[STATED PROBLEM]: Leaving out every picture, quote the data below exactly as it appears.

===== SUPPLIED DATA =====

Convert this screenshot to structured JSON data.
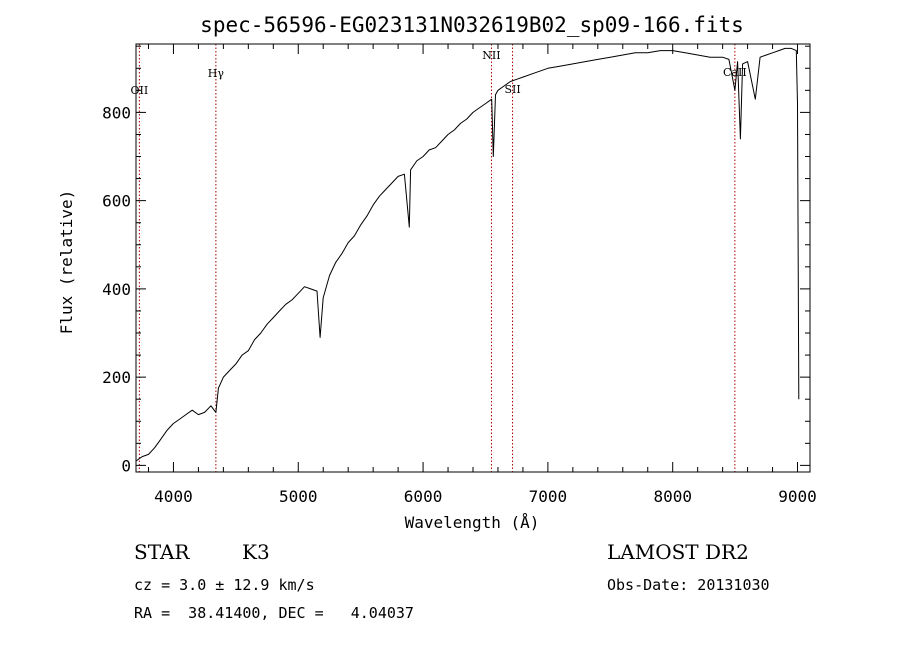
{
  "chart_data": {
    "type": "line",
    "title": "spec-56596-EG023131N032619B02_sp09-166.fits",
    "xlabel": "Wavelength (Å)",
    "ylabel": "Flux (relative)",
    "xlim": [
      3700,
      9100
    ],
    "ylim": [
      -15,
      955
    ],
    "x_ticks": [
      4000,
      5000,
      6000,
      7000,
      8000,
      9000
    ],
    "y_ticks": [
      0,
      200,
      400,
      600,
      800
    ],
    "grid": false,
    "line_color": "#000000",
    "marker_color": "#aa0000",
    "spectral_lines": [
      {
        "label": "OII",
        "x": 3727
      },
      {
        "label": "Hγ",
        "x": 4340
      },
      {
        "label": "NII",
        "x": 6548
      },
      {
        "label": "SII",
        "x": 6717
      },
      {
        "label": "CaII",
        "x": 8498
      }
    ],
    "series": [
      {
        "x": [
          3700,
          3750,
          3800,
          3850,
          3900,
          3950,
          4000,
          4050,
          4100,
          4150,
          4200,
          4250,
          4300,
          4340,
          4360,
          4400,
          4450,
          4500,
          4550,
          4600,
          4650,
          4700,
          4750,
          4800,
          4850,
          4900,
          4950,
          5000,
          5050,
          5100,
          5150,
          5175,
          5200,
          5250,
          5300,
          5350,
          5400,
          5450,
          5500,
          5550,
          5600,
          5650,
          5700,
          5750,
          5800,
          5850,
          5890,
          5900,
          5950,
          6000,
          6050,
          6100,
          6150,
          6200,
          6250,
          6300,
          6350,
          6400,
          6450,
          6500,
          6550,
          6563,
          6580,
          6600,
          6650,
          6700,
          6750,
          6800,
          6900,
          7000,
          7100,
          7200,
          7300,
          7400,
          7500,
          7600,
          7700,
          7800,
          7900,
          8000,
          8100,
          8200,
          8300,
          8400,
          8450,
          8498,
          8520,
          8542,
          8560,
          8600,
          8662,
          8700,
          8750,
          8800,
          8850,
          8900,
          8950,
          8990,
          9000,
          9010
        ],
        "values": [
          10,
          20,
          25,
          40,
          60,
          80,
          95,
          105,
          115,
          125,
          115,
          120,
          135,
          120,
          175,
          200,
          215,
          230,
          250,
          260,
          285,
          300,
          320,
          335,
          350,
          365,
          375,
          390,
          405,
          400,
          395,
          290,
          380,
          430,
          460,
          480,
          505,
          520,
          545,
          565,
          590,
          610,
          625,
          640,
          655,
          660,
          540,
          670,
          690,
          700,
          715,
          720,
          735,
          750,
          760,
          775,
          785,
          800,
          810,
          820,
          830,
          700,
          840,
          850,
          860,
          870,
          875,
          880,
          890,
          900,
          905,
          910,
          915,
          920,
          925,
          930,
          935,
          935,
          940,
          940,
          935,
          930,
          925,
          925,
          920,
          850,
          915,
          740,
          910,
          915,
          830,
          925,
          930,
          935,
          940,
          945,
          945,
          940,
          820,
          150
        ]
      }
    ]
  },
  "info": {
    "object_class": "STAR",
    "subclass": "K3",
    "survey": "LAMOST DR2",
    "redshift_text": "cz = 3.0 ± 12.9 km/s",
    "obs_date_text": "Obs-Date: 20131030",
    "coords_text": "RA =  38.41400, DEC =   4.04037"
  }
}
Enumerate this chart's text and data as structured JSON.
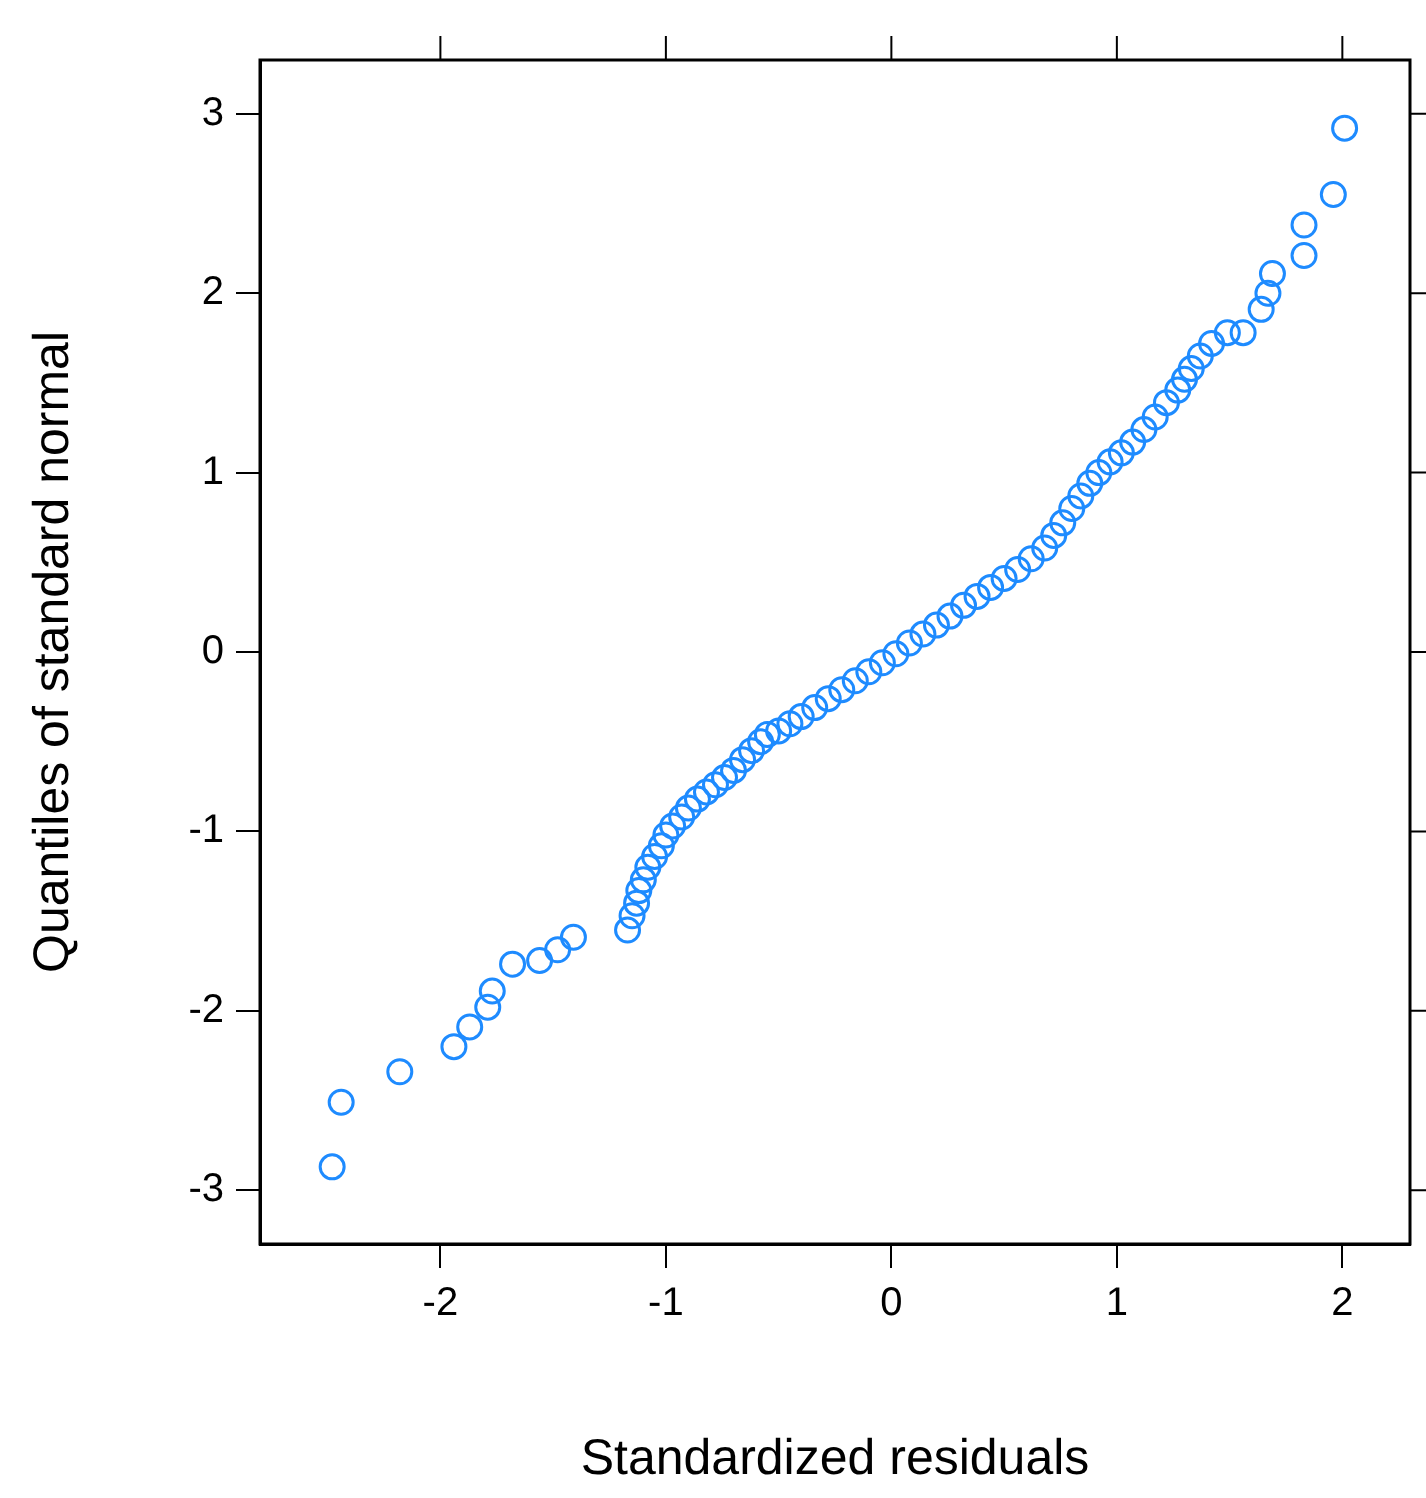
{
  "chart_data": {
    "type": "scatter",
    "xlabel": "Standardized residuals",
    "ylabel": "Quantiles of standard normal",
    "xlim": [
      -2.8,
      2.3
    ],
    "ylim": [
      -3.3,
      3.3
    ],
    "xticks": [
      -2,
      -1,
      0,
      1,
      2
    ],
    "yticks": [
      -3,
      -2,
      -1,
      0,
      1,
      2,
      3
    ],
    "grid": false,
    "legend": false,
    "marker": "circle",
    "series": [
      {
        "color": "#1e8bff",
        "x": [
          -2.48,
          -2.44,
          -2.18,
          -1.94,
          -1.87,
          -1.79,
          -1.77,
          -1.68,
          -1.56,
          -1.48,
          -1.41,
          -1.17,
          -1.15,
          -1.13,
          -1.12,
          -1.1,
          -1.08,
          -1.05,
          -1.02,
          -1.0,
          -0.97,
          -0.93,
          -0.9,
          -0.86,
          -0.82,
          -0.78,
          -0.74,
          -0.7,
          -0.66,
          -0.62,
          -0.58,
          -0.55,
          -0.5,
          -0.45,
          -0.4,
          -0.34,
          -0.28,
          -0.22,
          -0.16,
          -0.1,
          -0.04,
          0.02,
          0.08,
          0.14,
          0.2,
          0.26,
          0.32,
          0.38,
          0.44,
          0.5,
          0.56,
          0.62,
          0.68,
          0.72,
          0.76,
          0.8,
          0.84,
          0.88,
          0.92,
          0.97,
          1.02,
          1.07,
          1.12,
          1.17,
          1.22,
          1.27,
          1.3,
          1.33,
          1.37,
          1.42,
          1.49,
          1.56,
          1.64,
          1.67,
          1.69,
          1.83,
          1.83,
          1.96,
          2.01
        ],
        "values": [
          -2.87,
          -2.51,
          -2.34,
          -2.2,
          -2.09,
          -1.98,
          -1.89,
          -1.74,
          -1.72,
          -1.66,
          -1.59,
          -1.55,
          -1.47,
          -1.4,
          -1.33,
          -1.27,
          -1.2,
          -1.14,
          -1.08,
          -1.02,
          -0.97,
          -0.92,
          -0.87,
          -0.82,
          -0.78,
          -0.74,
          -0.7,
          -0.66,
          -0.6,
          -0.55,
          -0.5,
          -0.46,
          -0.44,
          -0.4,
          -0.36,
          -0.31,
          -0.26,
          -0.21,
          -0.16,
          -0.11,
          -0.06,
          -0.01,
          0.05,
          0.1,
          0.15,
          0.2,
          0.26,
          0.31,
          0.36,
          0.41,
          0.46,
          0.52,
          0.58,
          0.65,
          0.72,
          0.8,
          0.87,
          0.94,
          1.0,
          1.06,
          1.11,
          1.17,
          1.24,
          1.31,
          1.39,
          1.46,
          1.52,
          1.58,
          1.65,
          1.72,
          1.78,
          1.78,
          1.91,
          2.0,
          2.11,
          2.21,
          2.38,
          2.55,
          2.92
        ]
      }
    ]
  }
}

=====

[TASK SOLUTION]:
Convert this screenshot to structured JSON data.
{
  "chart_data": {
    "type": "line",
    "title": "spec-56596-EG023131N032619B02_sp09-166.fits",
    "xlabel": "Wavelength (Å)",
    "ylabel": "Flux (relative)",
    "xlim": [
      3700,
      9100
    ],
    "ylim": [
      -15,
      955
    ],
    "x_ticks": [
      4000,
      5000,
      6000,
      7000,
      8000,
      9000
    ],
    "y_ticks": [
      0,
      200,
      400,
      600,
      800
    ],
    "grid": false,
    "line_color": "#000000",
    "marker_color": "#aa0000",
    "spectral_lines": [
      {
        "label": "OII",
        "x": 3727
      },
      {
        "label": "Hγ",
        "x": 4340
      },
      {
        "label": "NII",
        "x": 6548
      },
      {
        "label": "SII",
        "x": 6717
      },
      {
        "label": "CaII",
        "x": 8498
      }
    ],
    "series": [
      {
        "x": [
          3700,
          3750,
          3800,
          3850,
          3900,
          3950,
          4000,
          4050,
          4100,
          4150,
          4200,
          4250,
          4300,
          4340,
          4360,
          4400,
          4450,
          4500,
          4550,
          4600,
          4650,
          4700,
          4750,
          4800,
          4850,
          4900,
          4950,
          5000,
          5050,
          5100,
          5150,
          5175,
          5200,
          5250,
          5300,
          5350,
          5400,
          5450,
          5500,
          5550,
          5600,
          5650,
          5700,
          5750,
          5800,
          5850,
          5890,
          5900,
          5950,
          6000,
          6050,
          6100,
          6150,
          6200,
          6250,
          6300,
          6350,
          6400,
          6450,
          6500,
          6550,
          6563,
          6580,
          6600,
          6650,
          6700,
          6750,
          6800,
          6900,
          7000,
          7100,
          7200,
          7300,
          7400,
          7500,
          7600,
          7700,
          7800,
          7900,
          8000,
          8100,
          8200,
          8300,
          8400,
          8450,
          8498,
          8520,
          8542,
          8560,
          8600,
          8662,
          8700,
          8750,
          8800,
          8850,
          8900,
          8950,
          8990,
          9000,
          9010
        ],
        "values": [
          10,
          20,
          25,
          40,
          60,
          80,
          95,
          105,
          115,
          125,
          115,
          120,
          135,
          120,
          175,
          200,
          215,
          230,
          250,
          260,
          285,
          300,
          320,
          335,
          350,
          365,
          375,
          390,
          405,
          400,
          395,
          290,
          380,
          430,
          460,
          480,
          505,
          520,
          545,
          565,
          590,
          610,
          625,
          640,
          655,
          660,
          540,
          670,
          690,
          700,
          715,
          720,
          735,
          750,
          760,
          775,
          785,
          800,
          810,
          820,
          830,
          700,
          840,
          850,
          860,
          870,
          875,
          880,
          890,
          900,
          905,
          910,
          915,
          920,
          925,
          930,
          935,
          935,
          940,
          940,
          935,
          930,
          925,
          925,
          920,
          850,
          915,
          740,
          910,
          915,
          830,
          925,
          930,
          935,
          940,
          945,
          945,
          940,
          820,
          150
        ]
      }
    ]
  },
  "info": {
    "object_class": "STAR",
    "subclass": "K3",
    "survey": "LAMOST DR2",
    "redshift_text": "cz = 3.0 ± 12.9 km/s",
    "obs_date_text": "Obs-Date: 20131030",
    "coords_text": "RA =  38.41400, DEC =   4.04037"
  }
}
Enumerate this chart's text and data as structured JSON.
{
  "chart_data": {
    "type": "scatter",
    "xlabel": "Standardized residuals",
    "ylabel": "Quantiles of standard normal",
    "xlim": [
      -2.8,
      2.3
    ],
    "ylim": [
      -3.3,
      3.3
    ],
    "xticks": [
      -2,
      -1,
      0,
      1,
      2
    ],
    "yticks": [
      -3,
      -2,
      -1,
      0,
      1,
      2,
      3
    ],
    "grid": false,
    "legend": false,
    "marker": "circle",
    "series": [
      {
        "color": "#1e8bff",
        "x": [
          -2.48,
          -2.44,
          -2.18,
          -1.94,
          -1.87,
          -1.79,
          -1.77,
          -1.68,
          -1.56,
          -1.48,
          -1.41,
          -1.17,
          -1.15,
          -1.13,
          -1.12,
          -1.1,
          -1.08,
          -1.05,
          -1.02,
          -1.0,
          -0.97,
          -0.93,
          -0.9,
          -0.86,
          -0.82,
          -0.78,
          -0.74,
          -0.7,
          -0.66,
          -0.62,
          -0.58,
          -0.55,
          -0.5,
          -0.45,
          -0.4,
          -0.34,
          -0.28,
          -0.22,
          -0.16,
          -0.1,
          -0.04,
          0.02,
          0.08,
          0.14,
          0.2,
          0.26,
          0.32,
          0.38,
          0.44,
          0.5,
          0.56,
          0.62,
          0.68,
          0.72,
          0.76,
          0.8,
          0.84,
          0.88,
          0.92,
          0.97,
          1.02,
          1.07,
          1.12,
          1.17,
          1.22,
          1.27,
          1.3,
          1.33,
          1.37,
          1.42,
          1.49,
          1.56,
          1.64,
          1.67,
          1.69,
          1.83,
          1.83,
          1.96,
          2.01
        ],
        "values": [
          -2.87,
          -2.51,
          -2.34,
          -2.2,
          -2.09,
          -1.98,
          -1.89,
          -1.74,
          -1.72,
          -1.66,
          -1.59,
          -1.55,
          -1.47,
          -1.4,
          -1.33,
          -1.27,
          -1.2,
          -1.14,
          -1.08,
          -1.02,
          -0.97,
          -0.92,
          -0.87,
          -0.82,
          -0.78,
          -0.74,
          -0.7,
          -0.66,
          -0.6,
          -0.55,
          -0.5,
          -0.46,
          -0.44,
          -0.4,
          -0.36,
          -0.31,
          -0.26,
          -0.21,
          -0.16,
          -0.11,
          -0.06,
          -0.01,
          0.05,
          0.1,
          0.15,
          0.2,
          0.26,
          0.31,
          0.36,
          0.41,
          0.46,
          0.52,
          0.58,
          0.65,
          0.72,
          0.8,
          0.87,
          0.94,
          1.0,
          1.06,
          1.11,
          1.17,
          1.24,
          1.31,
          1.39,
          1.46,
          1.52,
          1.58,
          1.65,
          1.72,
          1.78,
          1.78,
          1.91,
          2.0,
          2.11,
          2.21,
          2.38,
          2.55,
          2.92
        ]
      }
    ]
  }
}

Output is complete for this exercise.